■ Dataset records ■

*****

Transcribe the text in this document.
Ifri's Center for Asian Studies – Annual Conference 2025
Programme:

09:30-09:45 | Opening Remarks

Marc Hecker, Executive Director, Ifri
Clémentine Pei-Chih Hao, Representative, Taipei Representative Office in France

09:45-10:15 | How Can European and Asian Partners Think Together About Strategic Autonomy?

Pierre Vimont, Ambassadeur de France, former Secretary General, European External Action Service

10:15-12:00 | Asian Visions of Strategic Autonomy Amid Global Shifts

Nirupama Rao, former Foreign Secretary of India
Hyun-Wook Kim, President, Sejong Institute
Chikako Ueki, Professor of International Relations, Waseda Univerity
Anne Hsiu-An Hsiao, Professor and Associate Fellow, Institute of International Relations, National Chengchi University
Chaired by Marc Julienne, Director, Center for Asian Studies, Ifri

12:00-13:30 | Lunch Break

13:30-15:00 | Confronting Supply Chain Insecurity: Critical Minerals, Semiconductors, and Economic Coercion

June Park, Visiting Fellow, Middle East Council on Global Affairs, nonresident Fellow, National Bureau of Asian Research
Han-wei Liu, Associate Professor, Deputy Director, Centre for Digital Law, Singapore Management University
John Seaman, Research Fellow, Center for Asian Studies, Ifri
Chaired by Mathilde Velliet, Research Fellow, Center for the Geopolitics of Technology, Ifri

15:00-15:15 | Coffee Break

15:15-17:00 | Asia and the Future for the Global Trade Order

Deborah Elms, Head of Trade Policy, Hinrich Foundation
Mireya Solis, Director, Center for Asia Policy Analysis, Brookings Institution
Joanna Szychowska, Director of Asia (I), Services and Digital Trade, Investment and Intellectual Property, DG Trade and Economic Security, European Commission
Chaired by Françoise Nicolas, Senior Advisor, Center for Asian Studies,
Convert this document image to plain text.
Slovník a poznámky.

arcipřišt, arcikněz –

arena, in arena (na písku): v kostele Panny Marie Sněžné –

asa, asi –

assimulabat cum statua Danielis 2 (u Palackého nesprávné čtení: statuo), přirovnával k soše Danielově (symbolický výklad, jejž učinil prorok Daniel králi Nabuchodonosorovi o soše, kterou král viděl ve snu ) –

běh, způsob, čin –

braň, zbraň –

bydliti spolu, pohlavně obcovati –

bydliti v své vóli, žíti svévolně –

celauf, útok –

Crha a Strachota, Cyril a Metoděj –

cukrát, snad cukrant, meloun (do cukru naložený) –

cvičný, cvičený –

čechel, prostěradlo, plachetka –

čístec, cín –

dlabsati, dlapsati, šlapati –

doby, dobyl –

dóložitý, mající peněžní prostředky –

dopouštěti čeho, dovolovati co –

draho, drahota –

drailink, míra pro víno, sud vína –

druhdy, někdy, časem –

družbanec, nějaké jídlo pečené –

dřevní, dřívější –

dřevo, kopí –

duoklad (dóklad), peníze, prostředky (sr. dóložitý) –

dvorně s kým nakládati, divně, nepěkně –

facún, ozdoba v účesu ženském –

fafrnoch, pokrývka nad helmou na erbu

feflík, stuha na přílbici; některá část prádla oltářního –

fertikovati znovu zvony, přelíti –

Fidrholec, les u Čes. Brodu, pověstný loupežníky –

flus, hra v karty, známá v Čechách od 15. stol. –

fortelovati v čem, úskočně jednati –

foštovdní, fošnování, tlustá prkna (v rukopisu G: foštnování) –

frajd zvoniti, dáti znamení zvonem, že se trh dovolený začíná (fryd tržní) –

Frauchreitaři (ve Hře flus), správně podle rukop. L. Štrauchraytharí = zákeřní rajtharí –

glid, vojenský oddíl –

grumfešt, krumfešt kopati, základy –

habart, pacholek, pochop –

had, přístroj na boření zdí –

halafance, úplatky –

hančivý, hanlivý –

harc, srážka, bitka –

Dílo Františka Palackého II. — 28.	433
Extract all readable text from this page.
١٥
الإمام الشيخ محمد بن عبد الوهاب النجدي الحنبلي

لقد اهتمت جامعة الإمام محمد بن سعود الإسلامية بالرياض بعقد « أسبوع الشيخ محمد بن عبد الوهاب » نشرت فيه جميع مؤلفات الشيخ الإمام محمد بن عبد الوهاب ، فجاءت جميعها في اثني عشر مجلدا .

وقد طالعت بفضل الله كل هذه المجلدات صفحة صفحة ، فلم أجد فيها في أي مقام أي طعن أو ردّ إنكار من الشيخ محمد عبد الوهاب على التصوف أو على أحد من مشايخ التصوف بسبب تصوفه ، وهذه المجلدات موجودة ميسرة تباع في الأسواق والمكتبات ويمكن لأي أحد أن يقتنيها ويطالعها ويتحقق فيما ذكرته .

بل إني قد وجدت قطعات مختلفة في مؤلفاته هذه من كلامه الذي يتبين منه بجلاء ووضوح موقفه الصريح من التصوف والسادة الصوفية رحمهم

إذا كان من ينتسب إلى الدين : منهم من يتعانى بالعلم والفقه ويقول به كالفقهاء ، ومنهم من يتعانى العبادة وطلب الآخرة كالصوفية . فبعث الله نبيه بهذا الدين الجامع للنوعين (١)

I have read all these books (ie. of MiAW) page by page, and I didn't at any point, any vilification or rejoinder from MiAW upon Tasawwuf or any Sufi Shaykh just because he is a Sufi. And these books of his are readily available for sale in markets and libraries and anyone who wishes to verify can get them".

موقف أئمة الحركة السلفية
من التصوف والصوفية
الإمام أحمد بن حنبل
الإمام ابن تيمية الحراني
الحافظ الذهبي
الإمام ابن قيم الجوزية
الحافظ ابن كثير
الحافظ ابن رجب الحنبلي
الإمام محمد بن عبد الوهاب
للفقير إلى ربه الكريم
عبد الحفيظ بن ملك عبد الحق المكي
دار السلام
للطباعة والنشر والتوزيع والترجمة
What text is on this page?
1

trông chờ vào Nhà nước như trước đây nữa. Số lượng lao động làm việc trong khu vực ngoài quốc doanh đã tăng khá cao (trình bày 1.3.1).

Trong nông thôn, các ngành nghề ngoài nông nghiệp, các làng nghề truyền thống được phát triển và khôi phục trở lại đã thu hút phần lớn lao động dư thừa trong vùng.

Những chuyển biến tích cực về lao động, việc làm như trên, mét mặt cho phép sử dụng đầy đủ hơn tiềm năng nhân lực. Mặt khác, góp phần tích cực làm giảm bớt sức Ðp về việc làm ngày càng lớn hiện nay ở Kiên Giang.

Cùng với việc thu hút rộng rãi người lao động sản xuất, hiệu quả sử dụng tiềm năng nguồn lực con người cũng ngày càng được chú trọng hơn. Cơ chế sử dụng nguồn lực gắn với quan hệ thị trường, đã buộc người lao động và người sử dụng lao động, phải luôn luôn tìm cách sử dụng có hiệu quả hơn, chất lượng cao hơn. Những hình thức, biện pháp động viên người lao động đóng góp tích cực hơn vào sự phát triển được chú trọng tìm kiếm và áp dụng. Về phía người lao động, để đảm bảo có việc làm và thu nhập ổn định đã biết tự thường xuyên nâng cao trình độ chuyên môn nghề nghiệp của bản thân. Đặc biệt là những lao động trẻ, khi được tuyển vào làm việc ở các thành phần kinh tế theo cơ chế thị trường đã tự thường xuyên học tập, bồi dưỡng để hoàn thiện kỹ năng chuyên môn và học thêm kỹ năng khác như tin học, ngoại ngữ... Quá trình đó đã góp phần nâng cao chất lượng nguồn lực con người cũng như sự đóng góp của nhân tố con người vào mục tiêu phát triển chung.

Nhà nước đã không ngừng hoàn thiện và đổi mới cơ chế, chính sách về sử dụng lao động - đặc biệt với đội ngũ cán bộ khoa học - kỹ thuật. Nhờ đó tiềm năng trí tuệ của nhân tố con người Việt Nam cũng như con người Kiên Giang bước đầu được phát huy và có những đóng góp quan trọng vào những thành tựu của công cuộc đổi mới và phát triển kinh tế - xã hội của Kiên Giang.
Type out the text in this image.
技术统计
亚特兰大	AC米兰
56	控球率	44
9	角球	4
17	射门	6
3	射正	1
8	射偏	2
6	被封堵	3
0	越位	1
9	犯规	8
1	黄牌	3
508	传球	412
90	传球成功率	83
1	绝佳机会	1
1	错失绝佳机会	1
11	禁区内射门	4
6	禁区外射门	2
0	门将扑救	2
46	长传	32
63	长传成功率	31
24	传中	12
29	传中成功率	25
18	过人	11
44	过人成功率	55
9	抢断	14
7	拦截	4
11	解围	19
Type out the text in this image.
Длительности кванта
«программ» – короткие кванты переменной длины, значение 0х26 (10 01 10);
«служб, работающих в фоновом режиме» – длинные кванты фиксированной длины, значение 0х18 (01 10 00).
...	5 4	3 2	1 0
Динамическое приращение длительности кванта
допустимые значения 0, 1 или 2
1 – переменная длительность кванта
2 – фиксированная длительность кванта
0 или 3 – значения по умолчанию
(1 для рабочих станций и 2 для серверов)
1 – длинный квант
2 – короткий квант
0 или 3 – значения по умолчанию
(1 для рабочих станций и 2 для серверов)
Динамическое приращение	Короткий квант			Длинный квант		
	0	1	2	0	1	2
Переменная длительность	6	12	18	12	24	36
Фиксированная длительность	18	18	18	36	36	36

*****

■ Work to do ■
Give only the number of lines in the entries above that contain the string "Studies".

■ Written solution ■
4